== Work to do ==
Check each line below for the word "label", and copy those that have it.

== Data provided ==
◆ ◆ ◆ ◆ ◆

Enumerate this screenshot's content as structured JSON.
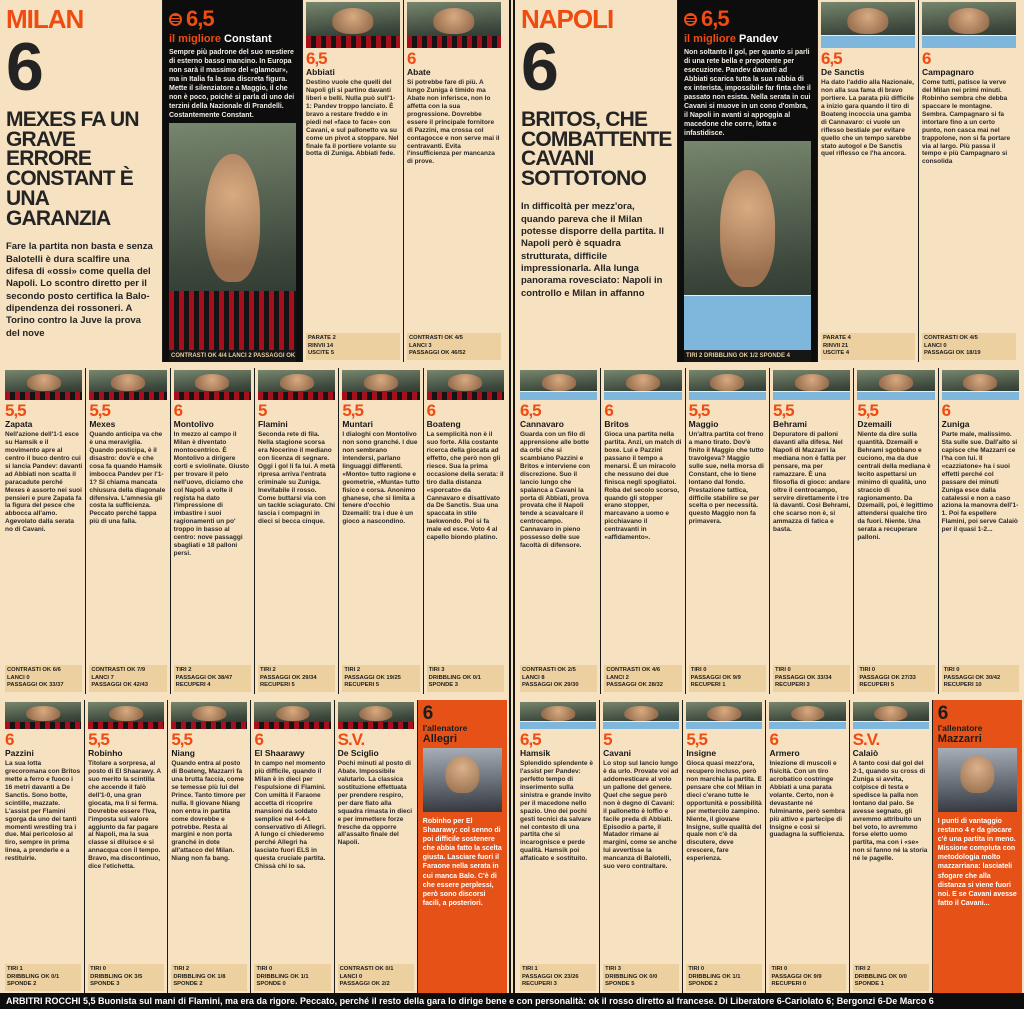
{
  "colors": {
    "accent": "#f04b11",
    "page_bg": "#f6e1c1",
    "stats_bg": "#ecd09f",
    "coach_bg": "#e65117",
    "black_block": "#0d0d0d"
  },
  "milan": {
    "label": "MILAN",
    "rating": "6",
    "headline": "MEXES FA UN GRAVE ERRORE CONSTANT È UNA GARANZIA",
    "body": "Fare la partita non basta e senza Balotelli è dura scalfire una difesa di «ossi» come quella del Napoli. Lo scontro diretto per il secondo posto certifica la Balo-dipendenza dei rossoneri. A Torino contro la Juve la prova del nove",
    "best": {
      "rating": "6,5",
      "label": "il migliore",
      "name": "Constant",
      "body": "Sempre più padrone del suo mestiere di esterno basso mancino. In Europa non sarà il massimo del «glamour», ma in Italia fa la sua discreta figura. Mette il silenziatore a Maggio, il che non è poco, poiché si parla di uno dei terzini della Nazionale di Prandelli. Costantemente Constant.",
      "stats": "CONTRASTI OK 4/4 LANCI 2 PASSAGGI OK 27/34"
    }
  },
  "napoli": {
    "label": "NAPOLI",
    "rating": "6",
    "headline": "BRITOS, CHE COMBATTENTE CAVANI SOTTOTONO",
    "body": "In difficoltà per mezz'ora, quando pareva che il Milan potesse disporre della partita. Il Napoli però è squadra strutturata, difficile impressionarla. Alla lunga panorama rovesciato: Napoli in controllo e Milan in affanno",
    "best": {
      "rating": "6,5",
      "label": "il migliore",
      "name": "Pandev",
      "body": "Non soltanto il gol, per quanto si parli di una rete bella e prepotente per esecuzione. Pandev davanti ad Abbiati scarica tutta la sua rabbia di ex interista, impossibile far finta che il passato non esista. Nella serata in cui Cavani si muove in un cono d'ombra, il Napoli in avanti si appoggia al macedone che corre, lotta e infastidisce.",
      "stats": "TIRI 2 DRIBBLING OK 1/2 SPONDE 4"
    }
  },
  "milan_top": [
    {
      "rating": "6,5",
      "name": "Abbiati",
      "body": "Destino vuole che quelli del Napoli gli si partino davanti liberi e belli. Nulla può sull'1-1: Pandev troppo lanciato. È bravo a restare freddo e in piedi nel «face to face» con Cavani, e sul pallonetto va su come un pivot a stoppare. Nel finale fa il portiere volante su botta di Zuniga. Abbiati fede.",
      "s1": "PARATE 2",
      "s2": "RINVII 14",
      "s3": "USCITE 5"
    },
    {
      "rating": "6",
      "name": "Abate",
      "body": "Si potrebbe fare di più. A lungo Zuniga è timido ma Abate non inferisce, non lo affetta con la sua progressione. Dovrebbe essere il principale fornitore di Pazzini, ma crossa col contagocce e non serve mai il centravanti. Evita l'insufficienza per mancanza di prove.",
      "s1": "CONTRASTI OK 4/5",
      "s2": "LANCI 3",
      "s3": "PASSAGGI OK 46/52"
    }
  ],
  "napoli_top": [
    {
      "rating": "6,5",
      "name": "De Sanctis",
      "body": "Ha dato l'addio alla Nazionale, non alla sua fama di bravo portiere. La parata più difficile a inizio gara quando il tiro di Boateng incoccia una gamba di Cannavaro: ci vuole un riflesso bestiale per evitare quello che un tempo sarebbe stato autogol e De Sanctis quel riflesso ce l'ha ancora.",
      "s1": "PARATE 4",
      "s2": "RINVII 21",
      "s3": "USCITE 4"
    },
    {
      "rating": "6",
      "name": "Campagnaro",
      "body": "Come tutti, patisce la verve del Milan nei primi minuti. Robinho sembra che debba spaccare le montagne. Sembra. Campagnaro si fa intortare fino a un certo punto, non casca mai nel trappolone, non si fa portare via al largo. Più passa il tempo e più Campagnaro si consolida",
      "s1": "CONTRASTI OK 4/5",
      "s2": "LANCI 0",
      "s3": "PASSAGGI OK 18/19"
    }
  ],
  "milan_mid": [
    {
      "rating": "5,5",
      "name": "Zapata",
      "body": "Nell'azione dell'1-1 esce su Hamsik e il movimento apre al centro il buco dentro cui si lancia Pandev: davanti ad Abbiati non scatta il paracadute perché Mexes è assorto nei suoi pensieri e pure Zapata fa la figura del pesce che abbocca all'amo. Agevolato dalla serata no di Cavani.",
      "s1": "CONTRASTI OK 6/6",
      "s2": "LANCI 0",
      "s3": "PASSAGGI OK 33/37"
    },
    {
      "rating": "5,5",
      "name": "Mexes",
      "body": "Quando anticipa va che è una meraviglia. Quando posticipa, è il disastro: dov'è e che cosa fa quando Hamsik imbocca Pandev per l'1-1? Si chiama mancata chiusura della diagonale difensiva. L'amnesia gli costa la sufficienza. Peccato perché tappa più di una falla.",
      "s1": "CONTRASTI OK 7/9",
      "s2": "LANCI 7",
      "s3": "PASSAGGI OK 42/43"
    },
    {
      "rating": "6",
      "name": "Montolivo",
      "body": "In mezzo al campo il Milan è diventato montocentrico. È Montolivo a dirigere corti e sviolinate. Giusto per trovare il pelo nell'uovo, diciamo che col Napoli a volte il regista ha dato l'impressione di imbastire i suoi ragionamenti un po' troppo in basso al centro: nove passaggi sbagliati e 18 palloni persi.",
      "s1": "TIRI 2",
      "s2": "PASSAGGI OK 38/47",
      "s3": "RECUPERI 4"
    },
    {
      "rating": "5",
      "name": "Flamini",
      "body": "Seconda rete di fila. Nella stagione scorsa era Nocerino il mediano con licenza di segnare. Oggi i gol li fa lui. A metà ripresa arriva l'entrata criminale su Zuniga. Inevitabile il rosso. Come buttarsi via con un tackle sciagurato. Chi lascia i compagni in dieci si becca cinque.",
      "s1": "TIRI 2",
      "s2": "PASSAGGI OK 29/34",
      "s3": "RECUPERI 5"
    },
    {
      "rating": "5,5",
      "name": "Muntari",
      "body": "I dialoghi con Montolivo non sono granché. I due non sembrano intendersi, parlano linguaggi differenti. «Monto» tutto ragione e geometrie, «Munta» tutto fisico e corsa. Anonimo ghanese, che si limita a tenere d'occhio Dzemaili: tra i due è un gioco a nascondino.",
      "s1": "TIRI 2",
      "s2": "PASSAGGI OK 19/25",
      "s3": "RECUPERI 5"
    },
    {
      "rating": "6",
      "name": "Boateng",
      "body": "La semplicità non è il suo forte. Alla costante ricerca della giocata ad effetto, che però non gli riesce. Sua la prima occasione della serata: il tiro dalla distanza «sporcato» da Cannavaro e disattivato da De Sanctis. Sua una spaccata in stile taekwondo. Poi si fa male ed esce. Voto 4 al capello biondo platino.",
      "s1": "TIRI 3",
      "s2": "DRIBBLING OK 0/1",
      "s3": "SPONDE 3"
    }
  ],
  "napoli_mid": [
    {
      "rating": "6,5",
      "name": "Cannavaro",
      "body": "Guarda con un filo di apprensione alle botte da orbi che si scambiano Pazzini e Britos e interviene con discrezione. Suo il lancio lungo che spalanca a Cavani la porta di Abbiati, prova provata che il Napoli tende a scavalcare il centrocampo. Cannavaro in pieno possesso delle sue facoltà di difensore.",
      "s1": "CONTRASTI OK 2/5",
      "s2": "LANCI 8",
      "s3": "PASSAGGI OK 29/30"
    },
    {
      "rating": "6",
      "name": "Britos",
      "body": "Gioca una partita nella partita. Anzi, un match di boxe. Lui e Pazzini passano il tempo a menarsi. È un miracolo che nessuno dei due finisca negli spogliatoi. Roba del secolo scorso, quando gli stopper erano stopper, marcavano a uomo e picchiavano il centravanti in «affidamento».",
      "s1": "CONTRASTI OK 4/6",
      "s2": "LANCI 2",
      "s3": "PASSAGGI OK 28/32"
    },
    {
      "rating": "5,5",
      "name": "Maggio",
      "body": "Un'altra partita col freno a mano tirato. Dov'è finito il Maggio che tutto travolgeva? Maggio sulle sue, nella morsa di Constant, che lo tiene lontano dal fondo. Prestazione tattica, difficile stabilire se per scelta o per necessità. questo Maggio non fa primavera.",
      "s1": "TIRI 0",
      "s2": "PASSAGGI OK 9/9",
      "s3": "RECUPERI 1"
    },
    {
      "rating": "5,5",
      "name": "Behrami",
      "body": "Depuratore di palloni davanti alla difesa. Nel Napoli di Mazzarri la mediana non è fatta per pensare, ma per ramazzare. È una filosofia di gioco: andare oltre il centrocampo, servire direttamente i tre là davanti. Così Behrami, che scarso non è, si ammazza di fatica e basta.",
      "s1": "TIRI 0",
      "s2": "PASSAGGI OK 33/34",
      "s3": "RECUPERI 3"
    },
    {
      "rating": "5,5",
      "name": "Dzemaili",
      "body": "Niente da dire sulla quantità. Dzemaili e Behrami sgobbano e cuciono, ma da due centrali della mediana è lecito aspettarsi un minimo di qualità, uno straccio di ragionamento. Da Dzemaili, poi, è legittimo attendersi qualche tiro da fuori. Niente. Una serata a recuperare palloni.",
      "s1": "TIRI 0",
      "s2": "PASSAGGI OK 27/33",
      "s3": "RECUPERI 5"
    },
    {
      "rating": "6",
      "name": "Zuniga",
      "body": "Parte male, malissimo. Sta sulle sue. Dall'alto si capisce che Mazzarri ce l'ha con lui. Il «cazziatone» ha i suoi effetti perché col passare dei minuti Zuniga esce dalla catalessi e non a caso aziona la manovra dell'1-1. Poi fa espellere Flamini, poi serve Calaiò per il quasi 1-2...",
      "s1": "TIRI 0",
      "s2": "PASSAGGI OK 30/42",
      "s3": "RECUPERI 10"
    }
  ],
  "milan_bot": [
    {
      "rating": "6",
      "name": "Pazzini",
      "body": "La sua lotta grecoromana con Britos mette a ferro e fuoco i 16 metri davanti a De Sanctis. Sono botte, scintille, mazzate. L'assist per Flamini sgorga da uno dei tanti momenti wrestling tra i due. Mai pericoloso al tiro, sempre in prima linea, a prenderle e a restituirle.",
      "s1": "TIRI 1",
      "s2": "DRIBBLING OK 0/1",
      "s3": "SPONDE 2"
    },
    {
      "rating": "5,5",
      "name": "Robinho",
      "body": "Titolare a sorpresa, al posto di El Shaarawy. A suo merito la scintilla che accende il falò dell'1-0, una gran giocata, ma lì si ferma. Dovrebbe essere l'Iva, l'imposta sul valore aggiunto da far pagare al Napoli, ma la sua classe si diluisce e si annacqua con il tempo. Bravo, ma discontinuo, dice l'etichetta.",
      "s1": "TIRI 0",
      "s2": "DRIBBLING OK 3/5",
      "s3": "SPONDE 3"
    },
    {
      "rating": "5,5",
      "name": "Niang",
      "body": "Quando entra al posto di Boateng, Mazzarri fa una brutta faccia, come se temesse più lui del Prince. Tanto timore per nulla. Il giovane Niang non entra in partita come dovrebbe e potrebbe. Resta ai margini e non porta granché in dote all'attacco del Milan. Niang non fa bang.",
      "s1": "TIRI 2",
      "s2": "DRIBBLING OK 1/8",
      "s3": "SPONDE 2"
    },
    {
      "rating": "6",
      "name": "El Shaarawy",
      "body": "In campo nel momento più difficile, quando il Milan è in dieci per l'espulsione di Flamini. Con umiltà il Faraone accetta di ricoprire mansioni da soldato semplice nel 4-4-1 conservativo di Allegri. A lungo ci chiederemo perché Allegri ha lasciato fuori ELS in questa cruciale partita. Chissà chi lo sa.",
      "s1": "TIRI 0",
      "s2": "DRIBBLING OK 1/1",
      "s3": "SPONDE 0"
    },
    {
      "rating": "S.V.",
      "name": "De Sciglio",
      "body": "Pochi minuti al posto di Abate. Impossibile valutarlo. La classica sostituzione effettuata per prendere respiro, per dare fiato alla squadra rimasta in dieci e per immettere forze fresche da opporre all'assalto finale del Napoli.",
      "s1": "CONTRASTI OK 0/1",
      "s2": "LANCI 0",
      "s3": "PASSAGGI OK 2/2"
    }
  ],
  "napoli_bot": [
    {
      "rating": "6,5",
      "name": "Hamsik",
      "body": "Splendido splendente è l'assist per Pandev: perfetto tempo di inserimento sulla sinistra e grande invito per il macedone nello spazio. Uno dei pochi gesti tecnici da salvare nel contesto di una partita che si incarognisce e perde qualità. Hamsik poi affaticato e sostituito.",
      "s1": "TIRI 1",
      "s2": "PASSAGGI OK 23/26",
      "s3": "RECUPERI 3"
    },
    {
      "rating": "5",
      "name": "Cavani",
      "body": "Lo stop sul lancio lungo è da urlo. Provate voi ad addomesticare al volo un pallone del genere. Quel che segue però non è degno di Cavani: il pallonetto è loffio e facile preda di Abbiati. Episodio a parte, il Matador rimane ai margini, come se anche lui avvertisse la mancanza di Balotelli, suo vero contraltare.",
      "s1": "TIRI 3",
      "s2": "DRIBBLING OK 0/0",
      "s3": "SPONDE 5"
    },
    {
      "rating": "5,5",
      "name": "Insigne",
      "body": "Gioca quasi mezz'ora, recupero incluso, però non marchia la partita. E pensare che col Milan in dieci c'erano tutte le opportunità e possibilità per mettercilo zampino. Niente, il giovane Insigne, sulle qualità del quale non c'è da discutere, deve crescere, fare esperienza.",
      "s1": "TIRI 0",
      "s2": "DRIBBLING OK 1/1",
      "s3": "SPONDE 2"
    },
    {
      "rating": "6",
      "name": "Armero",
      "body": "Iniezione di muscoli e fisicità. Con un tiro acrobatico costringe Abbiati a una parata volante. Certo, non è devastante né fulminante, però sembra più attivo e partecipe di Insigne e così si guadagna la sufficienza.",
      "s1": "TIRI 0",
      "s2": "PASSAGGI OK 9/9",
      "s3": "RECUPERI 0"
    },
    {
      "rating": "S.V.",
      "name": "Calaiò",
      "body": "A tanto così dal gol del 2-1, quando su cross di Zuniga si avvita, colpisce di testa e spedisce la palla non lontano dal palo. Se avesse segnato, gli avremmo attribuito un bel voto, lo avremmo forse eletto uomo partita, ma con i «se» non si fanno né la storia né le pagelle.",
      "s1": "TIRI 2",
      "s2": "DRIBBLING OK 0/0",
      "s3": "SPONDE 1"
    }
  ],
  "allegri": {
    "rating": "6",
    "role": "l'allenatore",
    "name": "Allegri",
    "body": "Robinho per El Shaarawy: col senno di poi difficile sostenere che abbia fatto la scelta giusta. Lasciare fuori il Faraone nella serata in cui manca Balo. C'è di che essere perplessi, però sono discorsi facili, a posteriori."
  },
  "mazzarri": {
    "rating": "6",
    "role": "l'allenatore",
    "name": "Mazzarri",
    "body": "I punti di vantaggio restano 4 e da giocare c'è una partita in meno. Missione compiuta con metodologia molto mazzarriana: lasciateli sfogare che alla distanza si viene fuori noi. E se Cavani avesse fatto il Cavani..."
  },
  "referee_bar": "ARBITRI ROCCHI 5,5 Buonista sul mani di Flamini, ma era da rigore. Peccato, perché il resto della gara lo dirige bene e con personalità: ok il rosso diretto al francese. Di Liberatore 6-Cariolato 6; Bergonzi 6-De Marco 6"
}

◆ ◆ ◆ ◆ ◆

== Completed exercise ==
    "label": "MILAN",
      "label": "il migliore",
    "label": "NAPOLI",
      "label": "il migliore",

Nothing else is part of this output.